### [ACTIVITY]
All entries below must be given again exactly as they stand.

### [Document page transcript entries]

------------------------------------------------

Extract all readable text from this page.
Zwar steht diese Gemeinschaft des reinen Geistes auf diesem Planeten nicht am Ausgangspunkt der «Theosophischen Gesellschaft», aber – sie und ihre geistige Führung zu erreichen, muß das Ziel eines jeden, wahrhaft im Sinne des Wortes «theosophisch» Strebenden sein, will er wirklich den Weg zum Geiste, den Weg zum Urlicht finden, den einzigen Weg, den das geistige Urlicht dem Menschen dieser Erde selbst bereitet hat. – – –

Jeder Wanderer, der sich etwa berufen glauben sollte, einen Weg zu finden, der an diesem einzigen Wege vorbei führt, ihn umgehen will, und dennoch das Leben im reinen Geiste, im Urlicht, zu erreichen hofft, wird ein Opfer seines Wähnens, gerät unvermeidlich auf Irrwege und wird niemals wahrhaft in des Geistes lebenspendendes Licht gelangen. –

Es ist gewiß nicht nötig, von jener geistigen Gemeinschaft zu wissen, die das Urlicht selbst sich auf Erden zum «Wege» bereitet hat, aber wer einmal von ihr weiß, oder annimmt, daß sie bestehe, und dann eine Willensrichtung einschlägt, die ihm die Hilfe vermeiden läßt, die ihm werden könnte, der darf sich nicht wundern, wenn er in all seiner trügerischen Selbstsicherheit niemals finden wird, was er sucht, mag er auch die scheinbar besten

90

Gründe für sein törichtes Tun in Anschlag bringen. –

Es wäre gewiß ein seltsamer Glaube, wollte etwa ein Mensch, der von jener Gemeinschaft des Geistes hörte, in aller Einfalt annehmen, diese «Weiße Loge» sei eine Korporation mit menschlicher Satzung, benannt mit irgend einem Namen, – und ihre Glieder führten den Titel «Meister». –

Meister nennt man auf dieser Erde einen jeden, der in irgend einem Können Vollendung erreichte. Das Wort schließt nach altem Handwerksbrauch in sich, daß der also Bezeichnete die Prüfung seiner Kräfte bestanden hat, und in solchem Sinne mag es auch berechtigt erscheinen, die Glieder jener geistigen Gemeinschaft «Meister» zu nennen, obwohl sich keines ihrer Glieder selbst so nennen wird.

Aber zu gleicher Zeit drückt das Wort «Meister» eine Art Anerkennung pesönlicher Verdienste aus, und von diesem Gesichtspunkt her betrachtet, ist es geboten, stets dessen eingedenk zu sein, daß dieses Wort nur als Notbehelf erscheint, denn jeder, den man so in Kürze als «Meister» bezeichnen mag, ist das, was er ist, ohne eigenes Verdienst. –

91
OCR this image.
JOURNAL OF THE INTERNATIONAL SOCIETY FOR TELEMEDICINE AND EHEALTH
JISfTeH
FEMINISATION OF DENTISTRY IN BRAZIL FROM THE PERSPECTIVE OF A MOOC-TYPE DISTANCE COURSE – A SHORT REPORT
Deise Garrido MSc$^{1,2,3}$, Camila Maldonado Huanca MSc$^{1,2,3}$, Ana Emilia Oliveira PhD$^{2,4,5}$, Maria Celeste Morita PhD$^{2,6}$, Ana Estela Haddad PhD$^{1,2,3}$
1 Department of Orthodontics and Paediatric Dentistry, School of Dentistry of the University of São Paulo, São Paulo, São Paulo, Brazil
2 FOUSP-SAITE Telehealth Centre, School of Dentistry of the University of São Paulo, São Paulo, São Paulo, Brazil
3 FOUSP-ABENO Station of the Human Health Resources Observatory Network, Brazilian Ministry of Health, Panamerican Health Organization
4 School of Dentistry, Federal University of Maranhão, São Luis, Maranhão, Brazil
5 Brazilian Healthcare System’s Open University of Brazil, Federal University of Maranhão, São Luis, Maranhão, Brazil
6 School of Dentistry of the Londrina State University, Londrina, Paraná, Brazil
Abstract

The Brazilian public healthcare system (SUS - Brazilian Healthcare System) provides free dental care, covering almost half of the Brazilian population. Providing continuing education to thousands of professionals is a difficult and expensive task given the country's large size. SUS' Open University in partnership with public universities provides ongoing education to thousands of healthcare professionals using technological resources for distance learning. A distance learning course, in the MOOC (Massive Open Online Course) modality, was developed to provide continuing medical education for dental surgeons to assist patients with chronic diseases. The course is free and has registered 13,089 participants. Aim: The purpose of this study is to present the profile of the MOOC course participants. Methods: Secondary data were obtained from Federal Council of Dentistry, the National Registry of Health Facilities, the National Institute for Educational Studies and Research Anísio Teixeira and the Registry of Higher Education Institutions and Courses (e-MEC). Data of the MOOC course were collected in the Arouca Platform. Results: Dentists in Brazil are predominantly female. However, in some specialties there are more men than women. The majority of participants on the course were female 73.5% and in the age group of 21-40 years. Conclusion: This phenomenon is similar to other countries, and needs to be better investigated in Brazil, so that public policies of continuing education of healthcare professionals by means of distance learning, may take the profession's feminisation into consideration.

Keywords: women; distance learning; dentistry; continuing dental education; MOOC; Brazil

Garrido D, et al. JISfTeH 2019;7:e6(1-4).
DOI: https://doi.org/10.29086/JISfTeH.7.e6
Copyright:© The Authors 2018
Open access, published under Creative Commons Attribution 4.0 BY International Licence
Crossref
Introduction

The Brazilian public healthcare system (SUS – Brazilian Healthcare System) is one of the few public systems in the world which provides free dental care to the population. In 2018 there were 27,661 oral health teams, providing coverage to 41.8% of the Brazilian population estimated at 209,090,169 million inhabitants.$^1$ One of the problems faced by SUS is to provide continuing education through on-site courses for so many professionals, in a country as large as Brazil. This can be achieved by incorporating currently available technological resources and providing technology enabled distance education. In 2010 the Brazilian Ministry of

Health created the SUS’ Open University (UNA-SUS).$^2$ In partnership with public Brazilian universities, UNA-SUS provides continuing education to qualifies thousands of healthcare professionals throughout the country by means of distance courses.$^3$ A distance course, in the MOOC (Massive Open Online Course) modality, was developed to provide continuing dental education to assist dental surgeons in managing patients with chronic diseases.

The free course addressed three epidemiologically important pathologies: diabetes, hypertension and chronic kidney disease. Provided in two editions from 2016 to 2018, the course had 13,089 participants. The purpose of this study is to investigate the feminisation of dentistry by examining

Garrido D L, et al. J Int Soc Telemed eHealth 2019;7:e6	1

------------------------------------------------

### [OUTPUT]
Extract all readable text from this page.
Zwar steht diese Gemeinschaft des reinen Geistes auf diesem Planeten nicht am Ausgangspunkt der «Theosophischen Gesellschaft», aber – sie und ihre geistige Führung zu erreichen, muß das Ziel eines jeden, wahrhaft im Sinne des Wortes «theosophisch» Strebenden sein, will er wirklich den Weg zum Geiste, den Weg zum Urlicht finden, den einzigen Weg, den das geistige Urlicht dem Menschen dieser Erde selbst bereitet hat. – – –

Jeder Wanderer, der sich etwa berufen glauben sollte, einen Weg zu finden, der an diesem einzigen Wege vorbei führt, ihn umgehen will, und dennoch das Leben im reinen Geiste, im Urlicht, zu erreichen hofft, wird ein Opfer seines Wähnens, gerät unvermeidlich auf Irrwege und wird niemals wahrhaft in des Geistes lebenspendendes Licht gelangen. –

Es ist gewiß nicht nötig, von jener geistigen Gemeinschaft zu wissen, die das Urlicht selbst sich auf Erden zum «Wege» bereitet hat, aber wer einmal von ihr weiß, oder annimmt, daß sie bestehe, und dann eine Willensrichtung einschlägt, die ihm die Hilfe vermeiden läßt, die ihm werden könnte, der darf sich nicht wundern, wenn er in all seiner trügerischen Selbstsicherheit niemals finden wird, was er sucht, mag er auch die scheinbar besten

90

Gründe für sein törichtes Tun in Anschlag bringen. –

Es wäre gewiß ein seltsamer Glaube, wollte etwa ein Mensch, der von jener Gemeinschaft des Geistes hörte, in aller Einfalt annehmen, diese «Weiße Loge» sei eine Korporation mit menschlicher Satzung, benannt mit irgend einem Namen, – und ihre Glieder führten den Titel «Meister». –

Meister nennt man auf dieser Erde einen jeden, der in irgend einem Können Vollendung erreichte. Das Wort schließt nach altem Handwerksbrauch in sich, daß der also Bezeichnete die Prüfung seiner Kräfte bestanden hat, und in solchem Sinne mag es auch berechtigt erscheinen, die Glieder jener geistigen Gemeinschaft «Meister» zu nennen, obwohl sich keines ihrer Glieder selbst so nennen wird.

Aber zu gleicher Zeit drückt das Wort «Meister» eine Art Anerkennung pesönlicher Verdienste aus, und von diesem Gesichtspunkt her betrachtet, ist es geboten, stets dessen eingedenk zu sein, daß dieses Wort nur als Notbehelf erscheint, denn jeder, den man so in Kürze als «Meister» bezeichnen mag, ist das, was er ist, ohne eigenes Verdienst. –

91
OCR this image.
JOURNAL OF THE INTERNATIONAL SOCIETY FOR TELEMEDICINE AND EHEALTH
JISfTeH
FEMINISATION OF DENTISTRY IN BRAZIL FROM THE PERSPECTIVE OF A MOOC-TYPE DISTANCE COURSE – A SHORT REPORT
Deise Garrido MSc$^{1,2,3}$, Camila Maldonado Huanca MSc$^{1,2,3}$, Ana Emilia Oliveira PhD$^{2,4,5}$, Maria Celeste Morita PhD$^{2,6}$, Ana Estela Haddad PhD$^{1,2,3}$
1 Department of Orthodontics and Paediatric Dentistry, School of Dentistry of the University of São Paulo, São Paulo, São Paulo, Brazil
2 FOUSP-SAITE Telehealth Centre, School of Dentistry of the University of São Paulo, São Paulo, São Paulo, Brazil
3 FOUSP-ABENO Station of the Human Health Resources Observatory Network, Brazilian Ministry of Health, Panamerican Health Organization
4 School of Dentistry, Federal University of Maranhão, São Luis, Maranhão, Brazil
5 Brazilian Healthcare System’s Open University of Brazil, Federal University of Maranhão, São Luis, Maranhão, Brazil
6 School of Dentistry of the Londrina State University, Londrina, Paraná, Brazil
Abstract

The Brazilian public healthcare system (SUS - Brazilian Healthcare System) provides free dental care, covering almost half of the Brazilian population. Providing continuing education to thousands of professionals is a difficult and expensive task given the country's large size. SUS' Open University in partnership with public universities provides ongoing education to thousands of healthcare professionals using technological resources for distance learning. A distance learning course, in the MOOC (Massive Open Online Course) modality, was developed to provide continuing medical education for dental surgeons to assist patients with chronic diseases. The course is free and has registered 13,089 participants. Aim: The purpose of this study is to present the profile of the MOOC course participants. Methods: Secondary data were obtained from Federal Council of Dentistry, the National Registry of Health Facilities, the National Institute for Educational Studies and Research Anísio Teixeira and the Registry of Higher Education Institutions and Courses (e-MEC). Data of the MOOC course were collected in the Arouca Platform. Results: Dentists in Brazil are predominantly female. However, in some specialties there are more men than women. The majority of participants on the course were female 73.5% and in the age group of 21-40 years. Conclusion: This phenomenon is similar to other countries, and needs to be better investigated in Brazil, so that public policies of continuing education of healthcare professionals by means of distance learning, may take the profession's feminisation into consideration.

Keywords: women; distance learning; dentistry; continuing dental education; MOOC; Brazil

Garrido D, et al. JISfTeH 2019;7:e6(1-4).
DOI: https://doi.org/10.29086/JISfTeH.7.e6
Copyright:© The Authors 2018
Open access, published under Creative Commons Attribution 4.0 BY International Licence
Crossref
Introduction

The Brazilian public healthcare system (SUS – Brazilian Healthcare System) is one of the few public systems in the world which provides free dental care to the population. In 2018 there were 27,661 oral health teams, providing coverage to 41.8% of the Brazilian population estimated at 209,090,169 million inhabitants.$^1$ One of the problems faced by SUS is to provide continuing education through on-site courses for so many professionals, in a country as large as Brazil. This can be achieved by incorporating currently available technological resources and providing technology enabled distance education. In 2010 the Brazilian Ministry of

Health created the SUS’ Open University (UNA-SUS).$^2$ In partnership with public Brazilian universities, UNA-SUS provides continuing education to qualifies thousands of healthcare professionals throughout the country by means of distance courses.$^3$ A distance course, in the MOOC (Massive Open Online Course) modality, was developed to provide continuing dental education to assist dental surgeons in managing patients with chronic diseases.

The free course addressed three epidemiologically important pathologies: diabetes, hypertension and chronic kidney disease. Provided in two editions from 2016 to 2018, the course had 13,089 participants. The purpose of this study is to investigate the feminisation of dentistry by examining

Garrido D L, et al. J Int Soc Telemed eHealth 2019;7:e6	1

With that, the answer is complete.